DOCUMENT:
★ ★ ★

Maintenant rien ne l’est et il y a des chances que ce soit le cas pendant un long moment.

On se croirait dans un film et vous êtes en le héros. On nous dit qu’on en est qu’au début, alors quel rôle va jouer votre protagoniste, que va-t-il faire ?

Pour l’instant, il y a des chances qu’il soit en train de galérer avec son propre mental. 
Surtout si vous êtes solo pour ce temps de confinement. Surtout si votre appartement est petit et n’a qu’une fenêtre qui n’a jamais le soleil direct parce que vous êtes au RDC et entouré d’immeubles élevés.

Vous vous demandez ce qui se passe et ce qui va se passer. Les choses ne sont pas claires, on nous donne les informations au compte goûte et en plus souvent elles se contredisent.

Confinement jour - combien déjà ? Je ne sais même plus, je ne compte pas, je me laisse agréablement me perdre dans le temps, laissez-moi au moins ce plaisir car je sens que les choses vont être raides dans quelques temps.
On en est à une semaine & demi et on nous dit que ça va durer encore. Encore du flou, 6 semaines sans doute et on nous dit que le pire reste à venir.

Les gens sont chez eux, certains travaillent, certains font semblant. Beaucoup ont l’éducation de leurs enfants à chaperonner alors que le travail s’accumule et les attend sur l’ordinateur. Vous n’avez qu’une envie c’est de vous informer un peu plus sur ce qui se passe dans le monde. Puis mince, finalement je veux oublier, je vais m’occuper à autre chose et essayer de me sentir un peu normal(e). 
Je ne sais pas vous mais je n’ai même pas réussi à ouvrir un bouquin depuis le début de cette folle histoire, même pas pu regarder un film. Ce n’est pas tous les jours qu’on vit l’histoire après tout. Alors pourquoi en lire ou en voir quand on peut juste regarder notre situation actuelle ?

★ ★ ★

EXERCICE COURT A:
Dans le listing, recopiez les lignes depuis le début jusqu'à celle qui contient « The lower housing hole E8 is at (282, 481). » incluse, en renommant « timepiece » en « watch » et sans rien modifier d'autre. Laissez les images de côté dans votre réponse.

★ ★ ★

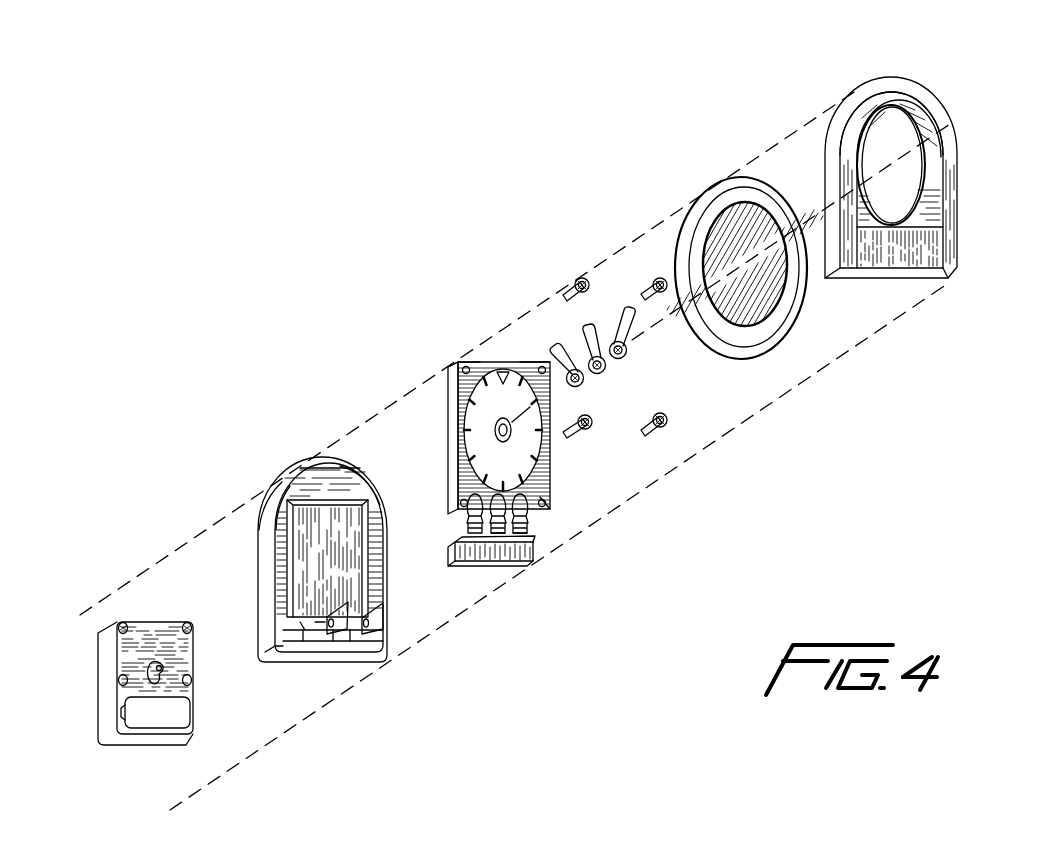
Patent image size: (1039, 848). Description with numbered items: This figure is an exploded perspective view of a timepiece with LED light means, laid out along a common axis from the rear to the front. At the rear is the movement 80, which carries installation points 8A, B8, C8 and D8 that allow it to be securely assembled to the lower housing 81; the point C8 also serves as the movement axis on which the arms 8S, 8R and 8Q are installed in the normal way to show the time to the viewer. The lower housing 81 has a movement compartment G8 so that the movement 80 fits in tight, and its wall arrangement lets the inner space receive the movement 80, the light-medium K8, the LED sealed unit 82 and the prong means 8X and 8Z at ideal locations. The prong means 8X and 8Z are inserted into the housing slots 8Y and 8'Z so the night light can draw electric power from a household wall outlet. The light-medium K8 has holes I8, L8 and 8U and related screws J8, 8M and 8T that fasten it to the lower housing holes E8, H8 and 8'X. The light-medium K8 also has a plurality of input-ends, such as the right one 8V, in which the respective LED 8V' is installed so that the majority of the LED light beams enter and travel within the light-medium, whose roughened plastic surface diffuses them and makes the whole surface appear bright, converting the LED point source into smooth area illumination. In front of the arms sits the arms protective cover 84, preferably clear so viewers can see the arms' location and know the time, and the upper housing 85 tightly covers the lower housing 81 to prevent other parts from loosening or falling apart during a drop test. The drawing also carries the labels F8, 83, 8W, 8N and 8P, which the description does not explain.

The movement 80 is at (112, 742).
The installation point 8A is at (163, 717).
The installation point B8 is at (124, 622).
The installation point (movement axis) C8 is at (156, 664).
The installation point D8 is at (190, 622).
The lower housing 81 is at (288, 660).
The lower housing hole 8'X is at (247, 686).
The prong means 8X is at (385, 645).
The housing slot 8Y is at (348, 644).
The prong means 8Z is at (309, 640).
The housing slot 8'Z is at (338, 725).
The lower housing hole E8 is at (282, 481).
The inner wall F8 is at (287, 478).
The movement compartment G8 is at (333, 492).
The lower housing hole H8 is at (360, 484).
The dial plate 83 is at (472, 362).
The hole I8 is at (455, 365).
The light-medium K8 is at (463, 362).
The hole L8 is at (530, 362).
The hole 8U is at (552, 510).
The input-end 8V is at (538, 548).
The LED 8V' is at (544, 595).
The bulb base 8W is at (497, 535).
The LED sealed unit 82 is at (472, 572).
The screw J8 is at (563, 295).
The screw 8M is at (644, 296).
The screw 8T is at (648, 437).
The arm 8S is at (578, 388).
The arm 8R is at (602, 372).
The arm 8Q is at (627, 353).
The arms protective cover 84 is at (748, 182).
The upper housing 85 is at (942, 97).
The inner arch 8N is at (903, 102).
The window opening 8P is at (900, 182).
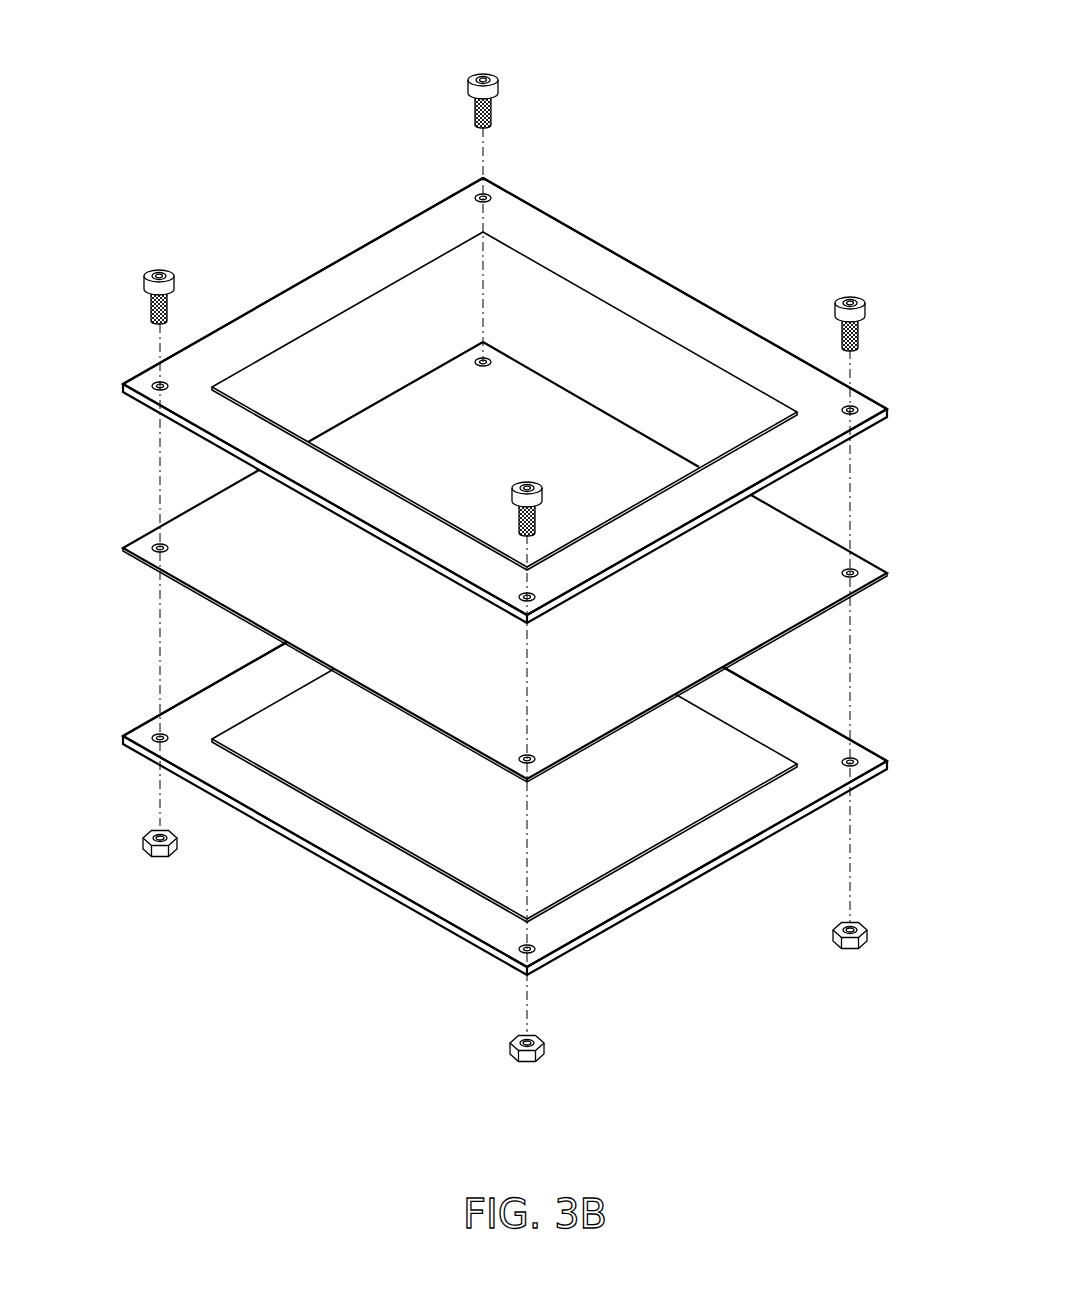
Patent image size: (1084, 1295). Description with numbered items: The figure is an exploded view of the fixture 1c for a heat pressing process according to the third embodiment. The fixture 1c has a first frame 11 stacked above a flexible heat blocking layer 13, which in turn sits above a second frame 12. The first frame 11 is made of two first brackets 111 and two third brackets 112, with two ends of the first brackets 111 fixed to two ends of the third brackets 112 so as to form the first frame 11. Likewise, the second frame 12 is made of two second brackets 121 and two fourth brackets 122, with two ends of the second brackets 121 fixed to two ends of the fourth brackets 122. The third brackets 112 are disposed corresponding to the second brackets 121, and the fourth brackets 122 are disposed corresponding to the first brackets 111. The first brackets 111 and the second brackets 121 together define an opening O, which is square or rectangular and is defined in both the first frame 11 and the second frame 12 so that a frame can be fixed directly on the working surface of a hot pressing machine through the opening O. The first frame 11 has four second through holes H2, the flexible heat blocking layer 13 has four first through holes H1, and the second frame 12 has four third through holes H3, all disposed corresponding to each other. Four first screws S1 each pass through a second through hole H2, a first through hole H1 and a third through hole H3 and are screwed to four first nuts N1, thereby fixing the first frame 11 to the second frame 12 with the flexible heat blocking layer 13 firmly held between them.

★ ★ ★

EXERCICE COURT B:
Prolongez le texte sur la vie en confinement à partir de sa dernière phrase.

RÉPONSE FINALE A:
Patent image size: (1039, 848). Description with numbered items: This figure is an exploded perspective view of a watch with LED light means, laid out along a common axis from the rear to the front. At the rear is the movement 80, which carries installation points 8A, B8, C8 and D8 that allow it to be securely assembled to the lower housing 81; the point C8 also serves as the movement axis on which the arms 8S, 8R and 8Q are installed in the normal way to show the time to the viewer. The lower housing 81 has a movement compartment G8 so that the movement 80 fits in tight, and its wall arrangement lets the inner space receive the movement 80, the light-medium K8, the LED sealed unit 82 and the prong means 8X and 8Z at ideal locations. The prong means 8X and 8Z are inserted into the housing slots 8Y and 8'Z so the night light can draw electric power from a household wall outlet. The light-medium K8 has holes I8, L8 and 8U and related screws J8, 8M and 8T that fasten it to the lower housing holes E8, H8 and 8'X. The light-medium K8 also has a plurality of input-ends, such as the right one 8V, in which the respective LED 8V' is installed so that the majority of the LED light beams enter and travel within the light-medium, whose roughened plastic surface diffuses them and makes the whole surface appear bright, converting the LED point source into smooth area illumination. In front of the arms sits the arms protective cover 84, preferably clear so viewers can see the arms' location and know the time, and the upper housing 85 tightly covers the lower housing 81 to prevent other parts from loosening or falling apart during a drop test. The drawing also carries the labels F8, 83, 8W, 8N and 8P, which the description does not explain.

The movement 80 is at (112, 742).
The installation point 8A is at (163, 717).
The installation point B8 is at (124, 622).
The installation point (movement axis) C8 is at (156, 664).
The installation point D8 is at (190, 622).
The lower housing 81 is at (288, 660).
The lower housing hole 8'X is at (247, 686).
The prong means 8X is at (385, 645).
The housing slot 8Y is at (348, 644).
The prong means 8Z is at (309, 640).
The housing slot 8'Z is at (338, 725).
The lower housing hole E8 is at (282, 481).

RÉPONSE FINALE B:
Quand j’ai un peu de temps libre, j’ai envie de savoir ce qui se passe dans le monde. J’ai envie de savoir ce qui arrive aux autres, mes compatriotes britanniques, ces dingos d’américains qui sortent tous acheter un flingue (what the -? Ils ont trop regardé Mad Max ou quoi?) , nos voisins les Allemands… Chaque pays semble gérer à sa manière. Qu’est qu’ils faisaient pendant leurs reunions G20 etc? Mangaient les petits fours et parlaient des prochains joujoux à se procurer pour exploser les pays du Moyen Orient ?

A vrai dire, je suis un peu épargnée de la folie des médias. Mais si l’envie était là, je ne pourrais pas m’y plonger car j’ai ce magnifique fils et ses sourires craquants sans dents, puis ces multiples balades plusieurs quotidiennes pour l’endormir dans sa poussette. Je sais que d’autres sont confinés pour de vrai eux et n’ont peut-être pas de projet ou de hobby pour les occuper. Ils ont leurs écrans et encore heureux.

Mais même avec ça, c’est obligé qu’ils finissent par péter un plomb ! Car même moi jai l’esprit qui tourne autour de tout ça “Mais comment est-ce possible ? Mais où allons nous et comment allons nous faire et c’est pas possible qu’on puisse retrouver une vie normale après toute ça! Mais oh pourquoi je n’en aurais meme pas envie??
Ca fuse, ça bouillonne, ça questionne, ça cherche, ça explore et des milliers d’images arrivent en tête selon l’humeur du jour. La fatigue et l’estomac jouant leurs rôles  quant au ton tantôt optimiste, tantôt pessimiste.

Sthira sukham âsanam
Être posé stablement et confortablement dans sa posture.

Sans doute pas la meilleure traduction de ce sûtra qui figure dans la première partie des yoga sûtras de patanjali sur la pratique du yoga, mais c’est comme ça que je l’ai compris et comme ça que je l’expliquerai.

Ce sûtra désigne que la posture doit être stable et confortable. Ceux qui pratiquent le yoga le savent : avant d’en arriver à sthir sikham asanam, il y a du chemin à faire. D’abord à assouplir le corps pour qu’il puisse faire ces choses -souvent loufoques- sur le tapis. Puis pour rendre l’esprit plus flexible lui aussi, qu’il puisse enfin cesser d’être un gros obstacle entre nous et le bien-être, que ce soit sur le tapis ou en dehors.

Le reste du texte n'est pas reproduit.